Work instructions> Wherever the word "Center" shows up in a line, please copy that line.

Records to process>

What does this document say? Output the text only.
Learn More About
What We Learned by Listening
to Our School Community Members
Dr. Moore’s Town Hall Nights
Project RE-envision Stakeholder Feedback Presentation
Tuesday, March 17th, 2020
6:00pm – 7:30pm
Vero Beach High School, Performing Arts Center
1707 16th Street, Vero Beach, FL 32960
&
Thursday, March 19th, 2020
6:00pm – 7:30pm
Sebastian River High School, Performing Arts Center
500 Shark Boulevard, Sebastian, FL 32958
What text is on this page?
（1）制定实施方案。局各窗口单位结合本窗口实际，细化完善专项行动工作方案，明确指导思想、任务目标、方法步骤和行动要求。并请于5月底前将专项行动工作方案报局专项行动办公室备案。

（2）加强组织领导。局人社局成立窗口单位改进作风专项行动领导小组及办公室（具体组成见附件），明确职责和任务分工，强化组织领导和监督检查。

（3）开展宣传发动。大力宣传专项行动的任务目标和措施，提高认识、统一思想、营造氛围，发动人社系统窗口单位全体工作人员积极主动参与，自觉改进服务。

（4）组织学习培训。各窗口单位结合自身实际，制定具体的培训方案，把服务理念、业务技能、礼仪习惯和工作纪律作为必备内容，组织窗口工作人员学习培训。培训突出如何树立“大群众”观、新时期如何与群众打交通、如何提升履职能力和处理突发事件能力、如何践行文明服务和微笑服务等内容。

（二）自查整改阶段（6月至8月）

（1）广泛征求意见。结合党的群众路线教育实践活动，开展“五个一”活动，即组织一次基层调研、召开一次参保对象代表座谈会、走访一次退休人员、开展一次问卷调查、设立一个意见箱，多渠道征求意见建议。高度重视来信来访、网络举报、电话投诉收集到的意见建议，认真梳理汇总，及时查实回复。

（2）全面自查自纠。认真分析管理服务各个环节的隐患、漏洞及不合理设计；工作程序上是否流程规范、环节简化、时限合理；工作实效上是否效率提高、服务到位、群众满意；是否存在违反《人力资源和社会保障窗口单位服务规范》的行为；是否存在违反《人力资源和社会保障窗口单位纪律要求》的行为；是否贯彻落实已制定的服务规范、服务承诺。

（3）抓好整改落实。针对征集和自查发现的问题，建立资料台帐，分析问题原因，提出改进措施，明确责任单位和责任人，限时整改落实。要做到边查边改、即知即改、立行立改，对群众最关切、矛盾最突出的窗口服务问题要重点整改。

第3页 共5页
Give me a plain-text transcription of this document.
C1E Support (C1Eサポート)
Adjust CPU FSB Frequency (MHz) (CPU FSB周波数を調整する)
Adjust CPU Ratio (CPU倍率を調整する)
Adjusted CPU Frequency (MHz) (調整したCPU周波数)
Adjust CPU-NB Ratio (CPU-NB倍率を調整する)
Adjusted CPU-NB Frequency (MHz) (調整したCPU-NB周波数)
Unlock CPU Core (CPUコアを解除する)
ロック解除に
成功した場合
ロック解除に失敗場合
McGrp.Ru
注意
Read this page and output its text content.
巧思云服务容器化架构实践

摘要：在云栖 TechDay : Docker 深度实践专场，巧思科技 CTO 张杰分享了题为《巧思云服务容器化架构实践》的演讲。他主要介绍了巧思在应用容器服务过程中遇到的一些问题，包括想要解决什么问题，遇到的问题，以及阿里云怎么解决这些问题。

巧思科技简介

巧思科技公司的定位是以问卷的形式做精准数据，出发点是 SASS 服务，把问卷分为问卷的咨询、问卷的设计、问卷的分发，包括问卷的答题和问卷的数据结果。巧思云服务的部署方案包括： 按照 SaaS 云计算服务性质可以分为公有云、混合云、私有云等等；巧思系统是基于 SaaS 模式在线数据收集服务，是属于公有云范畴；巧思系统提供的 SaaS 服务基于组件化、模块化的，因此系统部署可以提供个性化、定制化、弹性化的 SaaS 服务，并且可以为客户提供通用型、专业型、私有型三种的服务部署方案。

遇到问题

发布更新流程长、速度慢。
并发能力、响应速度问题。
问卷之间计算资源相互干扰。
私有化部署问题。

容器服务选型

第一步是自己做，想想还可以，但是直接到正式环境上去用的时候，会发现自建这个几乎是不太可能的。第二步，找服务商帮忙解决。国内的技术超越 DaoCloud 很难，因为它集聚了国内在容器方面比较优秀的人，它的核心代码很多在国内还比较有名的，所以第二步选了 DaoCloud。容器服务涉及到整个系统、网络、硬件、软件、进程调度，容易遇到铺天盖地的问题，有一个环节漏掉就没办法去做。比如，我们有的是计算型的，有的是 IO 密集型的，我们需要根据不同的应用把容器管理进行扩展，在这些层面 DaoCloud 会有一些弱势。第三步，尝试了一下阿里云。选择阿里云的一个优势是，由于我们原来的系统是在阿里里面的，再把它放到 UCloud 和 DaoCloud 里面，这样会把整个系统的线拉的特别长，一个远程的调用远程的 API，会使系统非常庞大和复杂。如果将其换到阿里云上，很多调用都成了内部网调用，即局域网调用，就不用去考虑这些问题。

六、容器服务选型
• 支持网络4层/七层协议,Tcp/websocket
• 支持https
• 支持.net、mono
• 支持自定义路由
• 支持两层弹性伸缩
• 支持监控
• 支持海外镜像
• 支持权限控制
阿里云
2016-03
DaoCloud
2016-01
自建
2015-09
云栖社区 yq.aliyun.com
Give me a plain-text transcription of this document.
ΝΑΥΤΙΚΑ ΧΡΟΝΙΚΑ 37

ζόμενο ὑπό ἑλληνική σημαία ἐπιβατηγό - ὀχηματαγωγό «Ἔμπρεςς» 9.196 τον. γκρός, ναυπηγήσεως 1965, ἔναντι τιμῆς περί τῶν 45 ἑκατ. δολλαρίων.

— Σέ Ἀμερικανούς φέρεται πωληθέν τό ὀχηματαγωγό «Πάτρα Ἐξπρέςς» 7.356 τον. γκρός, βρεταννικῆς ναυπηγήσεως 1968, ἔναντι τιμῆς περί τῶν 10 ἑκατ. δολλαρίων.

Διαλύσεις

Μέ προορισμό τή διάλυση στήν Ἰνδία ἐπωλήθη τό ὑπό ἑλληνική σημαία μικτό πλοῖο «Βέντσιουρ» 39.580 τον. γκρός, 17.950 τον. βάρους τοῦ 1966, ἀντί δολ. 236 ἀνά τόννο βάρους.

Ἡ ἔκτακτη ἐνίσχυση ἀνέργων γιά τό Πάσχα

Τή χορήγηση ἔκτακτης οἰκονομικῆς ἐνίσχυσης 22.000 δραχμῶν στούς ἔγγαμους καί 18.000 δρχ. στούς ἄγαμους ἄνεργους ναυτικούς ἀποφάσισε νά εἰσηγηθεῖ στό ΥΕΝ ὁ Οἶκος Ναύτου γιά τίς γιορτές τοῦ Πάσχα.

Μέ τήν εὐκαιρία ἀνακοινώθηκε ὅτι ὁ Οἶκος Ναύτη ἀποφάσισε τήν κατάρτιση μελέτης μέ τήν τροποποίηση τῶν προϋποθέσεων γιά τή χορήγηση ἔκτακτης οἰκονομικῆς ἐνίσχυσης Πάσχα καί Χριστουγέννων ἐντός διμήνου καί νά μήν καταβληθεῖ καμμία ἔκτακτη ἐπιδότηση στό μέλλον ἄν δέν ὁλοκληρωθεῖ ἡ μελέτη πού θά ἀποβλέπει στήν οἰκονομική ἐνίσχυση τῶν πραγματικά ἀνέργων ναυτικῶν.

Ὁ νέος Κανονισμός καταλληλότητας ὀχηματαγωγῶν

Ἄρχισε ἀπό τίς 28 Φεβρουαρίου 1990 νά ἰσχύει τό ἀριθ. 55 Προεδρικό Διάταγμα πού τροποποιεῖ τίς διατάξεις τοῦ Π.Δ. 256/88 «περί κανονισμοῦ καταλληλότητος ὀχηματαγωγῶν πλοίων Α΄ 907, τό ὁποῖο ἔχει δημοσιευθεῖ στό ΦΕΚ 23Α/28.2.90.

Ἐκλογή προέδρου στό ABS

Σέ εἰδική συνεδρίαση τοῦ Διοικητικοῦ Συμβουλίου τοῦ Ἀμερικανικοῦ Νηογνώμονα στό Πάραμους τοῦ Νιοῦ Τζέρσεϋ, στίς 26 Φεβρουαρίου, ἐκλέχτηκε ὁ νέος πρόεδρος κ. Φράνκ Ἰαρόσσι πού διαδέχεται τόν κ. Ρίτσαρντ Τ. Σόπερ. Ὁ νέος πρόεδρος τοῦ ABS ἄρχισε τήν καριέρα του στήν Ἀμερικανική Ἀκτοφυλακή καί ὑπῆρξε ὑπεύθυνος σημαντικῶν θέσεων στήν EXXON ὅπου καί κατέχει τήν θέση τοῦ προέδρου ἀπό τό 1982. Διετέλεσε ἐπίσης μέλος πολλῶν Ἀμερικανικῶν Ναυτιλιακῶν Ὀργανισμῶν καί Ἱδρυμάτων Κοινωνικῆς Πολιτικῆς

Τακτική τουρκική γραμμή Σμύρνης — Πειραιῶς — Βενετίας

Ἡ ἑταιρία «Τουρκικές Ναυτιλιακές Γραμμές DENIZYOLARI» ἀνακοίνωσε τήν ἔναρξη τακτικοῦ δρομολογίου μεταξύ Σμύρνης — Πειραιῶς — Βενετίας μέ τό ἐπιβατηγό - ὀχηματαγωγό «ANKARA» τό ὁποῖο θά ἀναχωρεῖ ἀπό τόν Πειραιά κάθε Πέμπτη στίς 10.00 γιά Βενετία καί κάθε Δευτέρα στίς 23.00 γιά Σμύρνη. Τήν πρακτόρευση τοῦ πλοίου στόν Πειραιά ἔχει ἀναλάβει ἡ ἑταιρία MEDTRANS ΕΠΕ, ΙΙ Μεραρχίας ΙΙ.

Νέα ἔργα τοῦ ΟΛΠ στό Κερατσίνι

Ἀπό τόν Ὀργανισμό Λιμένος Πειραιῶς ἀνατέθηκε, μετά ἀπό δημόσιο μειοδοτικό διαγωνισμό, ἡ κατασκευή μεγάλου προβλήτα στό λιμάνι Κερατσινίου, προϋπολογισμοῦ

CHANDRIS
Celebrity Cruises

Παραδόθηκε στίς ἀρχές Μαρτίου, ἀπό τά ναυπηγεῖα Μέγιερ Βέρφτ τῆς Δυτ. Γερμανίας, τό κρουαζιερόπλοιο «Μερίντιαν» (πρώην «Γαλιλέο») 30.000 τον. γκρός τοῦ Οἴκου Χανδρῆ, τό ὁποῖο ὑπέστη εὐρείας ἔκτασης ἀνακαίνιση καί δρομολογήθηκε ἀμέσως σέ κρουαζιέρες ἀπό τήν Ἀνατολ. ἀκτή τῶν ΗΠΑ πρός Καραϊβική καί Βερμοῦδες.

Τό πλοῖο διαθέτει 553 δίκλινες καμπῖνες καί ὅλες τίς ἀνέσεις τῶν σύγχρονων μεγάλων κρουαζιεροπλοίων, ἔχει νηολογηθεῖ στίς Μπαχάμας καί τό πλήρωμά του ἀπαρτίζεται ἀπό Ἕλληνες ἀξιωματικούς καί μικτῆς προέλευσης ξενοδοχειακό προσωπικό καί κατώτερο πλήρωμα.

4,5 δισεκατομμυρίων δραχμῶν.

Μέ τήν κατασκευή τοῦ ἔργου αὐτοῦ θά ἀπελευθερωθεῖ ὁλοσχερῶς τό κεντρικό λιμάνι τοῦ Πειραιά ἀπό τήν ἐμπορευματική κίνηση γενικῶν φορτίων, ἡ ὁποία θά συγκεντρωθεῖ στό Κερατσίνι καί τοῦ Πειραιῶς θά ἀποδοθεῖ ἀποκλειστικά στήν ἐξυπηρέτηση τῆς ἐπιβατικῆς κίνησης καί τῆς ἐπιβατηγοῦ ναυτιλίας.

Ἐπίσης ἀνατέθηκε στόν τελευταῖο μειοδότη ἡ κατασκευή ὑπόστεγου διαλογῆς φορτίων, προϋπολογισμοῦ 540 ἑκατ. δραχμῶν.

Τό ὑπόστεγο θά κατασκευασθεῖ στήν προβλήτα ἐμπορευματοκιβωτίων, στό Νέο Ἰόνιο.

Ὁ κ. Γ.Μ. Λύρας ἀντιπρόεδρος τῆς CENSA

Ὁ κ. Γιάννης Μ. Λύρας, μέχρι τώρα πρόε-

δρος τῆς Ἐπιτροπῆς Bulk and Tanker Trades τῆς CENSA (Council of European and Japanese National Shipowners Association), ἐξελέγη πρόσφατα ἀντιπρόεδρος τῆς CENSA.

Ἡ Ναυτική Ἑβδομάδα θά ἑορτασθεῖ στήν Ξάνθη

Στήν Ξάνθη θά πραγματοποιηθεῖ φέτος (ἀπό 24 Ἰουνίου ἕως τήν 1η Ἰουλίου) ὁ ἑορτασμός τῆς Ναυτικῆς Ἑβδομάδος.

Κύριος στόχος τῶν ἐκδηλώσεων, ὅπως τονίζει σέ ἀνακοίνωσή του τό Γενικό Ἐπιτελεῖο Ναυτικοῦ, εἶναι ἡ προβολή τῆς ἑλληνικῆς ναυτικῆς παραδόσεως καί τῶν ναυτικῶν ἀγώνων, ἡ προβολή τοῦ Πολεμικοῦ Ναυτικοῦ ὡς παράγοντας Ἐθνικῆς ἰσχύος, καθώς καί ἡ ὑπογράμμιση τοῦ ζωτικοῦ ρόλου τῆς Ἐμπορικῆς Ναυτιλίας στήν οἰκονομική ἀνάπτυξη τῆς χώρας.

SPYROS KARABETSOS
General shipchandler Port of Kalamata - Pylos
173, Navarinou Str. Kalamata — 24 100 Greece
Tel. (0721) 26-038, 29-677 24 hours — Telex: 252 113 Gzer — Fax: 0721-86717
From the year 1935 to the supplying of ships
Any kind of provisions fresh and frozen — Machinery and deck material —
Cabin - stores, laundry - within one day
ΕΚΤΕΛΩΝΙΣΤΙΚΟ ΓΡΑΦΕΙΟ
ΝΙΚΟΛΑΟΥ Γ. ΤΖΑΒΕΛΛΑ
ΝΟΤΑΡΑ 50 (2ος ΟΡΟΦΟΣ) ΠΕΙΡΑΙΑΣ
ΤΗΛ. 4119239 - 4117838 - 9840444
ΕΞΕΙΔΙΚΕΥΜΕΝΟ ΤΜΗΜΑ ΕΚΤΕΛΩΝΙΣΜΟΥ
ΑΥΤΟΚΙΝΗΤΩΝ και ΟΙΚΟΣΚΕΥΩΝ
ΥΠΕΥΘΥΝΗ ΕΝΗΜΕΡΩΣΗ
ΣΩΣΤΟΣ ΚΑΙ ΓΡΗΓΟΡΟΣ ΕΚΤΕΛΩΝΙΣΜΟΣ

Output for this exercise>
Vero Beach High School, Performing Arts Center
Sebastian River High School, Performing Arts Center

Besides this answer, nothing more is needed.